[Records from a data collection]
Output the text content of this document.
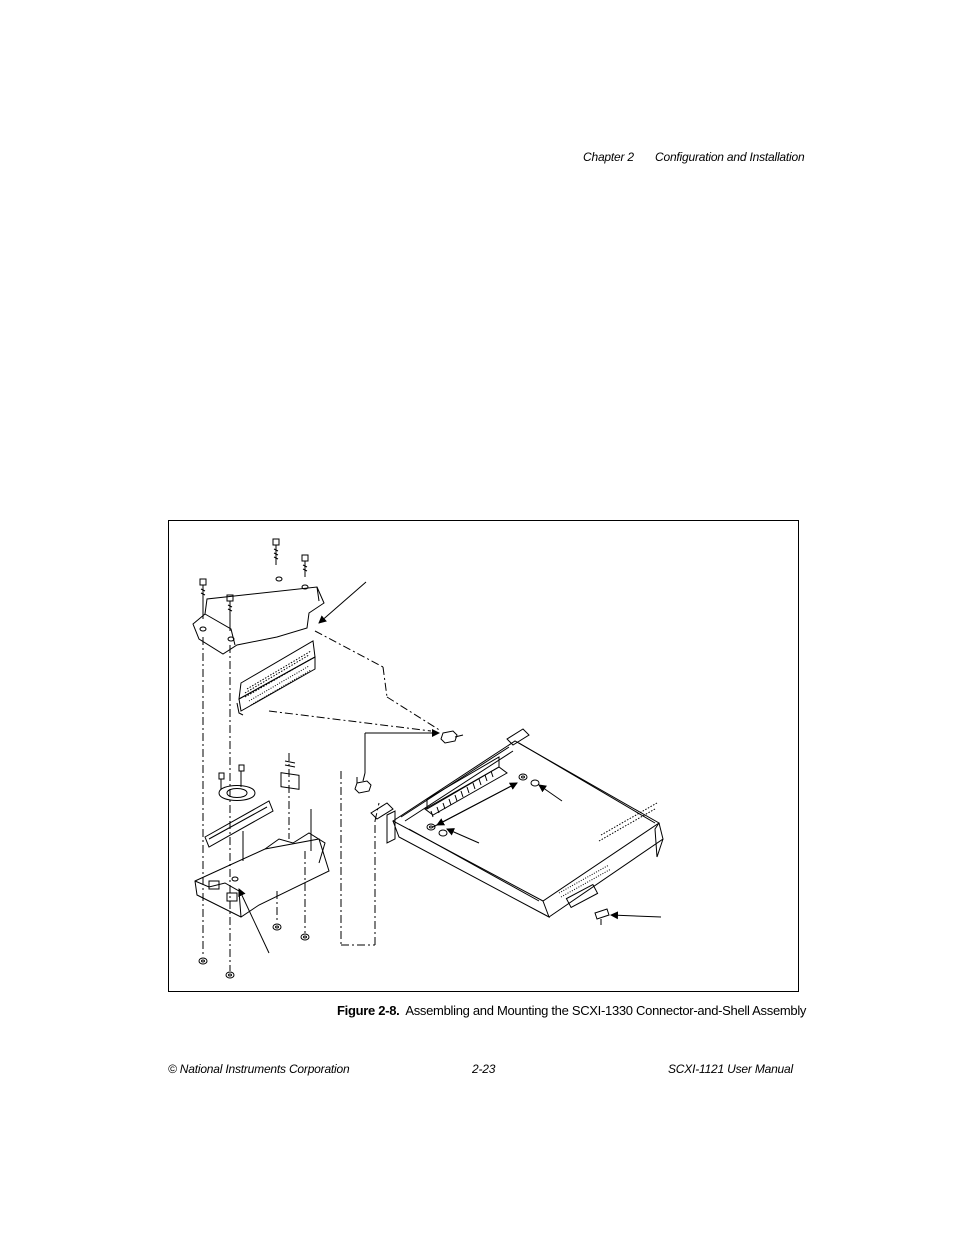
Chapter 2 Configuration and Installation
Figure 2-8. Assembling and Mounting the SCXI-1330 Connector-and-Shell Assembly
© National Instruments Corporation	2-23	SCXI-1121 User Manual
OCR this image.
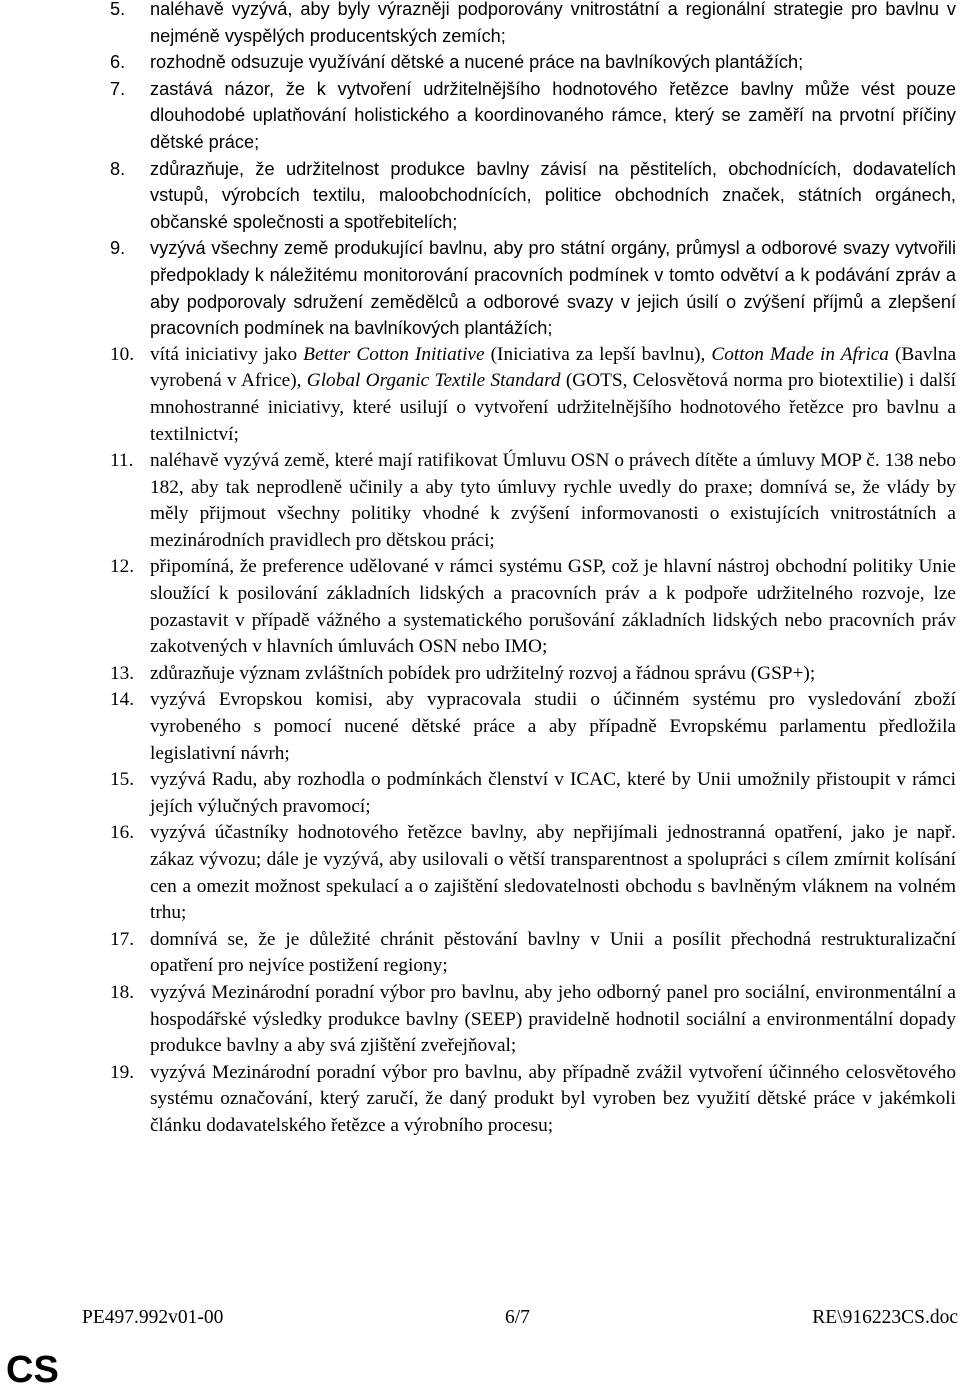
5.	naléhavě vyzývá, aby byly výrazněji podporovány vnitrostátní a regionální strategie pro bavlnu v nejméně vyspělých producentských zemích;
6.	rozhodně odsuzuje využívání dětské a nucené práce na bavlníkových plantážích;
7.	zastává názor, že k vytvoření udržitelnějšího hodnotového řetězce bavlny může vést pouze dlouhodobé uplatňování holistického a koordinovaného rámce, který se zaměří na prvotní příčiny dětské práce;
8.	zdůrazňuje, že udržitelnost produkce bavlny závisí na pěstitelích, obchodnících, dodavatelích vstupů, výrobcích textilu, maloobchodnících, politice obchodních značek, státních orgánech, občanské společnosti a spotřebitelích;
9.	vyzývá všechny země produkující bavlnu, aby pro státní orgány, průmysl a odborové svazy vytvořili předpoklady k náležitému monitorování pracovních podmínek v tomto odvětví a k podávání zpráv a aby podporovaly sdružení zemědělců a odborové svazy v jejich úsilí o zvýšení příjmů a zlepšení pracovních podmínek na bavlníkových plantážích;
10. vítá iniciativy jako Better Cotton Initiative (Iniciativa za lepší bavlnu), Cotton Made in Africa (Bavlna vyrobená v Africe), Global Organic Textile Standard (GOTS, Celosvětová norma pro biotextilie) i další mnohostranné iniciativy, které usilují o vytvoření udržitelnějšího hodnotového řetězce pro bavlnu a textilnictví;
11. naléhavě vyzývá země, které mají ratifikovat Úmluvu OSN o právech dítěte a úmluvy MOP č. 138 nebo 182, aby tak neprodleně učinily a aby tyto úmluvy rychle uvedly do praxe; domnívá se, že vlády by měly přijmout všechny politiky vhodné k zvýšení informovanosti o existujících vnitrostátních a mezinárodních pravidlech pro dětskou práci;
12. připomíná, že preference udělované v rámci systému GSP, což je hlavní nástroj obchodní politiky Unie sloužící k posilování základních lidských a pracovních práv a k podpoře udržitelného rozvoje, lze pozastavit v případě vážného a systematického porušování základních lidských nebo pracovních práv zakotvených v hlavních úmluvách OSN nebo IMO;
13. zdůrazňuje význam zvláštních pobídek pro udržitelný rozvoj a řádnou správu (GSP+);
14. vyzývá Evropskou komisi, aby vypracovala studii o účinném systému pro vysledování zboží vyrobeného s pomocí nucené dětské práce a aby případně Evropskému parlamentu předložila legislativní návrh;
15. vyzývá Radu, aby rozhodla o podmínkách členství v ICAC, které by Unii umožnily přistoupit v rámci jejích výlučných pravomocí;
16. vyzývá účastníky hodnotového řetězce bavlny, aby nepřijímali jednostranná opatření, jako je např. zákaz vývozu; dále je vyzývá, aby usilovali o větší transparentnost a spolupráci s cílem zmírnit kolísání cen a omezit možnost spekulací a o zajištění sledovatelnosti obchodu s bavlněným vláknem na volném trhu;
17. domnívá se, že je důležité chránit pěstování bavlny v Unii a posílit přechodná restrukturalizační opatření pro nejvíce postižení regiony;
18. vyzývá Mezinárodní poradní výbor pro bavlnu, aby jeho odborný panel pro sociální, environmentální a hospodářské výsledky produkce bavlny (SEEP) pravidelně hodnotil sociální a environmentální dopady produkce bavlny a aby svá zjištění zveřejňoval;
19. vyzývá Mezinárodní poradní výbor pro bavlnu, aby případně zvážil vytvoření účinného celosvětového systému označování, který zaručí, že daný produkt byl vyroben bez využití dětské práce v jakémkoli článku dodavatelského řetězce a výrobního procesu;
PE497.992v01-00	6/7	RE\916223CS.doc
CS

--

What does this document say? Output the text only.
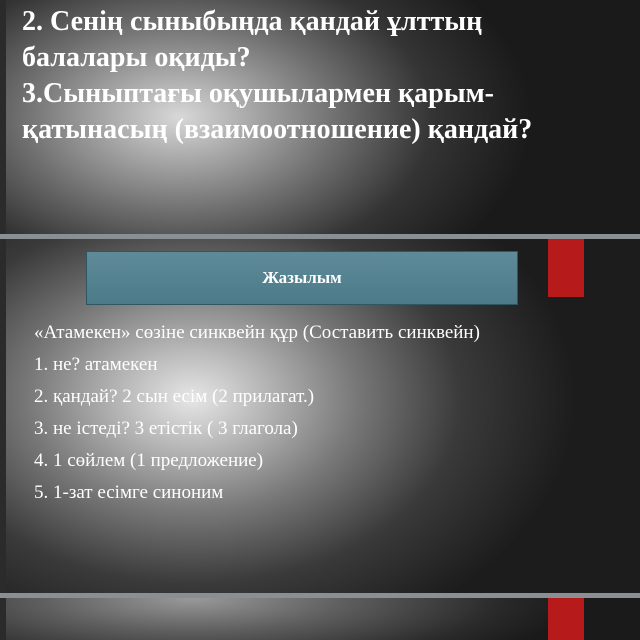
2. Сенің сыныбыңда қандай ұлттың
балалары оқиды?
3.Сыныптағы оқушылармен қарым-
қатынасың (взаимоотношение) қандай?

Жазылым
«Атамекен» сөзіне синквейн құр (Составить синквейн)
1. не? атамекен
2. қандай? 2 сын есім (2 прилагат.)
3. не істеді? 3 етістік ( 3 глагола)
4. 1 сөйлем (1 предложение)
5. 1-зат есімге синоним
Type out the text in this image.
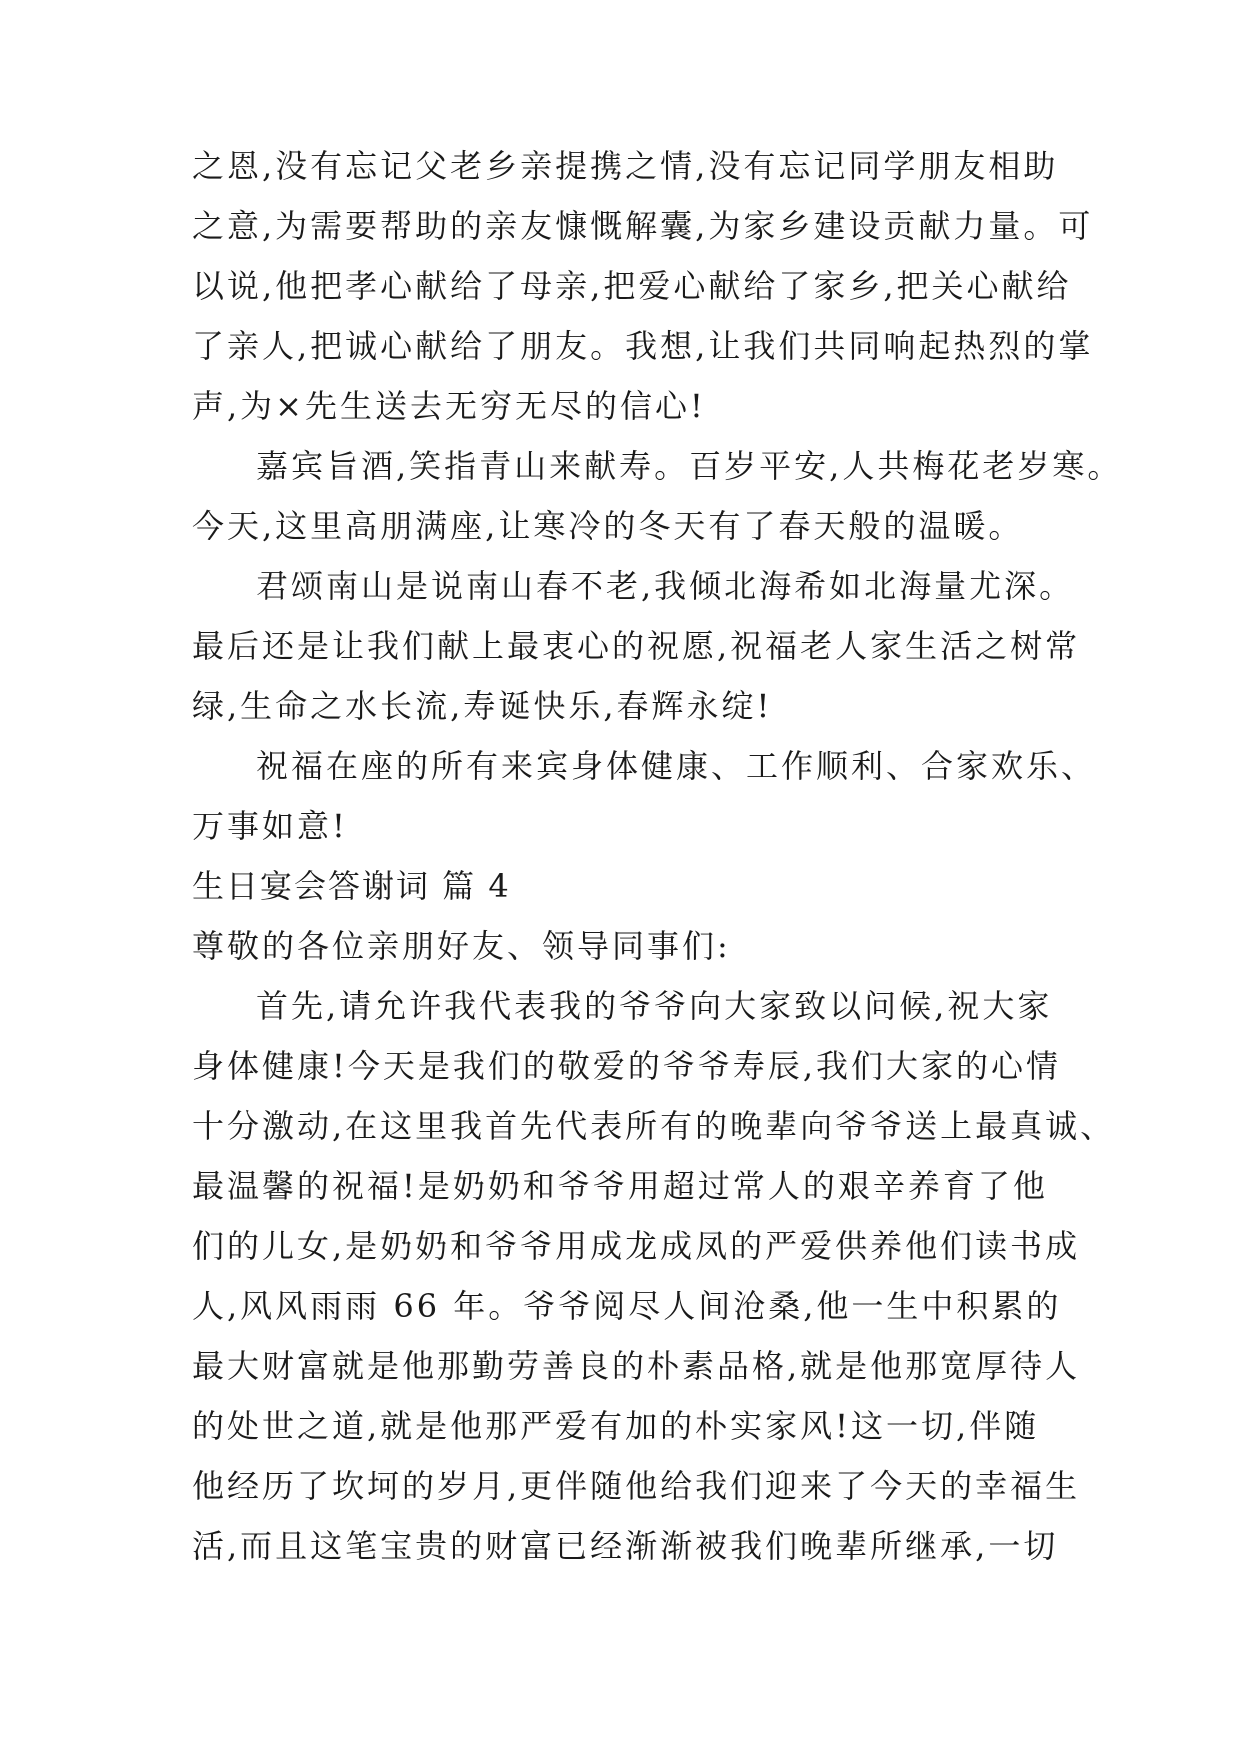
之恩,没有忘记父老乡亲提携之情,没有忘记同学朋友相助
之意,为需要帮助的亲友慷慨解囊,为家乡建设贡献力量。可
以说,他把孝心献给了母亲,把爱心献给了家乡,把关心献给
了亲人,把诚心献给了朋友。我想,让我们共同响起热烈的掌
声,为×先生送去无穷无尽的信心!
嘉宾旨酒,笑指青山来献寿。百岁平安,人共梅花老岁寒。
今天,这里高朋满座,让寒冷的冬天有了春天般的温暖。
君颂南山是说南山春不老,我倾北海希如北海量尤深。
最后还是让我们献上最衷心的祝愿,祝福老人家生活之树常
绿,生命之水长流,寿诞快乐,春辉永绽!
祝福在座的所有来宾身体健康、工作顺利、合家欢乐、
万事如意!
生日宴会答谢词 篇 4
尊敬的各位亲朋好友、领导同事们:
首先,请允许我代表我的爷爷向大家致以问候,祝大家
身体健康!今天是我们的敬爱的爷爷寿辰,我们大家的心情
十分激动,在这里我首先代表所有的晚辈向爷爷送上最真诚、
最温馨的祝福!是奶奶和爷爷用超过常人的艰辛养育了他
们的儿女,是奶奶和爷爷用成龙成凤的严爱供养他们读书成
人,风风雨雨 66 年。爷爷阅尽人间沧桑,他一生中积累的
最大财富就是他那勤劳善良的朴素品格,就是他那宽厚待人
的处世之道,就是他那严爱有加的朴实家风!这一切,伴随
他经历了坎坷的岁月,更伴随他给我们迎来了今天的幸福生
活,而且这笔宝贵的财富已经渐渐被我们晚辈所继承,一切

* * *

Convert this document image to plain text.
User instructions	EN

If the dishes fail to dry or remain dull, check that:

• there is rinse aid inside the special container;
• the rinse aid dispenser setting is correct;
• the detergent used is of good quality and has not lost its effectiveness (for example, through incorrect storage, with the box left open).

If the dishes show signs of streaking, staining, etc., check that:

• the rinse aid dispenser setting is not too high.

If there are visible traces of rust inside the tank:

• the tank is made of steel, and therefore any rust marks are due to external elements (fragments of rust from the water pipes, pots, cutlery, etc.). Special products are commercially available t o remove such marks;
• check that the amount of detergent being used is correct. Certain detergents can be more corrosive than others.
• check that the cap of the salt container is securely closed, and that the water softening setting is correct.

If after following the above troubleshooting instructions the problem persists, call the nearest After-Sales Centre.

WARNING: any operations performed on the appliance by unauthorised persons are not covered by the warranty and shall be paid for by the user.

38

**TASK OBJECTIVE:** Count the lines above that contain the word "document", and give only that number.

**TASK RESULT:** 3